- [SOURCE TEXT]:
MD 265 begins at an arbitrary point on Mackall Road 0.10 mi south of Constitution Drive near Mutual. Mackall Road continues south as a county highway through Wallville and Mackall to the end of the road at St. Leonard Creek near the Jefferson Patterson Park and Museum. MD 265 heads north as a two-lane undivided road through wooded areas with some fields and homes to the community of Mutual, where the highway reaches its northern terminus at MD 264 (Broomes Island Road), which continues north to an intersection with MD 2/MD 4 (Solomons Island Road) in Port Republic.

==History==
MD 265 originally extended south from Mutual 7 mi to the hamlet of Mackall at the mouth of St. Leonard Creek. The first section of the state highway was constructed as a gravel road from Mutual in 1929. The second segment was added in 1930, reaching south to 1 mi north of Wallville. MD 265 was completed to St. Leonard Creek between 1930 and 1933. The state highway has been progressively truncated since 1962 when the southern terminus was rolled back from St. Leonard Creek to north of Wallville. MD 265 was truncated again in 1963 and 1967 before the final adjustment around 1995 that resulted in the state highway's current length.

- [WHAT IS ASKED]: Rename "Mackall Road" to "Mackall Lane" while copying everything in the MD 265 text from "MD 265 begins" down to "in Port Republic.". The rows that follow come from a separate source.

Source rows
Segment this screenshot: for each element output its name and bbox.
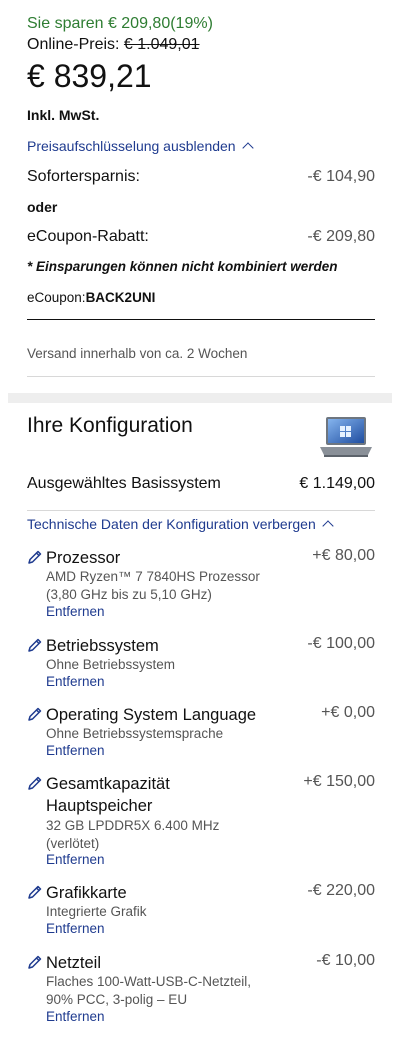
price-breakdown-toggle-label: Preisaufschlüsselung ausblenden — [27, 138, 236, 154]
price-breakdown-toggle[interactable]: Preisaufschlüsselung ausblenden — [27, 138, 254, 154]
config-item-name: Gesamtkapazität Hauptspeicher — [46, 775, 170, 815]
coupon-line: eCoupon:BACK2UNI — [27, 290, 155, 305]
online-price-label: Online-Preis: — [27, 36, 124, 53]
ecoupon-label: eCoupon-Rabatt: — [27, 228, 149, 245]
remove-link[interactable]: Entfernen — [46, 743, 105, 758]
remove-link[interactable]: Entfernen — [46, 674, 105, 689]
divider — [27, 376, 375, 377]
config-item-desc: Ohne Betriebssystem — [46, 657, 176, 672]
current-price: € 839,21 — [27, 58, 152, 94]
shipping-note: Versand innerhalb von ca. 2 Wochen — [27, 346, 248, 361]
config-item-name: Grafikkarte — [46, 884, 127, 902]
base-system-row: Ausgewähltes Basissystem € 1.149,00 — [27, 475, 375, 493]
config-item-price: -€ 10,00 — [316, 952, 375, 969]
remove-link[interactable]: Entfernen — [46, 1009, 105, 1024]
pencil-icon[interactable] — [27, 549, 43, 565]
section-separator — [8, 393, 392, 403]
vat-note: Inkl. MwSt. — [27, 107, 100, 123]
remove-link[interactable]: Entfernen — [46, 852, 105, 867]
or-label: oder — [27, 199, 58, 215]
configuration-title: Ihre Konfiguration — [27, 414, 193, 437]
config-item-desc: Ohne Betriebssystemsprache — [46, 726, 224, 741]
online-price-strikethrough: € 1.049,01 — [123, 36, 200, 53]
tech-specs-toggle-label: Technische Daten der Konfiguration verbe… — [27, 516, 316, 532]
config-item-name: Betriebssystem — [46, 637, 159, 655]
config-item-price: +€ 80,00 — [312, 547, 375, 564]
divider — [27, 319, 375, 320]
coupon-label: eCoupon: — [27, 290, 86, 305]
online-price-line: Online-Preis: € 1.049,01 — [27, 36, 200, 54]
pencil-icon[interactable] — [27, 706, 43, 722]
ecoupon-value: -€ 209,80 — [307, 228, 375, 245]
tech-specs-toggle[interactable]: Technische Daten der Konfiguration verbe… — [27, 516, 334, 532]
config-item-desc: 32 GB LPDDR5X 6.400 MHz (verlötet) — [46, 818, 220, 851]
config-item-price: -€ 100,00 — [307, 635, 375, 652]
laptop-image — [320, 417, 372, 457]
config-item-price: -€ 220,00 — [307, 882, 375, 899]
config-item-desc: AMD Ryzen™ 7 7840HS Prozessor (3,80 GHz … — [46, 569, 260, 602]
chevron-up-icon — [241, 142, 254, 154]
config-item-desc: Flaches 100-Watt-USB-C-Netzteil, 90% PCC… — [46, 974, 252, 1007]
instant-savings-value: -€ 104,90 — [307, 168, 375, 185]
base-system-label: Ausgewähltes Basissystem — [27, 475, 221, 492]
instant-savings-row: Sofortersparnis: -€ 104,90 — [27, 168, 375, 186]
pencil-icon[interactable] — [27, 954, 43, 970]
pencil-icon[interactable] — [27, 637, 43, 653]
config-item-price: +€ 150,00 — [303, 773, 375, 790]
combine-note: * Einsparungen können nicht kombiniert w… — [27, 259, 338, 274]
config-item-name: Prozessor — [46, 549, 121, 567]
remove-link[interactable]: Entfernen — [46, 604, 105, 619]
savings-text: Sie sparen € 209,80(19%) — [27, 15, 213, 32]
ecoupon-row: eCoupon-Rabatt: -€ 209,80 — [27, 228, 375, 246]
pencil-icon[interactable] — [27, 884, 43, 900]
config-item-name: Operating System Language — [46, 706, 257, 724]
config-item-price: +€ 0,00 — [321, 704, 375, 721]
instant-savings-label: Sofortersparnis: — [27, 168, 140, 185]
remove-link[interactable]: Entfernen — [46, 921, 105, 936]
config-item-desc: Integrierte Grafik — [46, 904, 147, 919]
pencil-icon[interactable] — [27, 775, 43, 791]
coupon-code: BACK2UNI — [85, 290, 156, 305]
chevron-up-icon — [322, 520, 334, 532]
config-item-name: Netzteil — [46, 954, 102, 972]
divider — [27, 510, 375, 511]
base-system-price: € 1.149,00 — [299, 475, 375, 492]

- [SOLUTION TO THE PROBLEM]:
MD 265 begins at an arbitrary point on Mackall Lane 0.10 mi south of Constitution Drive near Mutual. Mackall Lane continues south as a county highway through Wallville and Mackall to the end of the road at St. Leonard Creek near the Jefferson Patterson Park and Museum. MD 265 heads north as a two-lane undivided road through wooded areas with some fields and homes to the community of Mutual, where the highway reaches its northern terminus at MD 264 (Broomes Island Road), which continues north to an intersection with MD 2/MD 4 (Solomons Island Road) in Port Republic.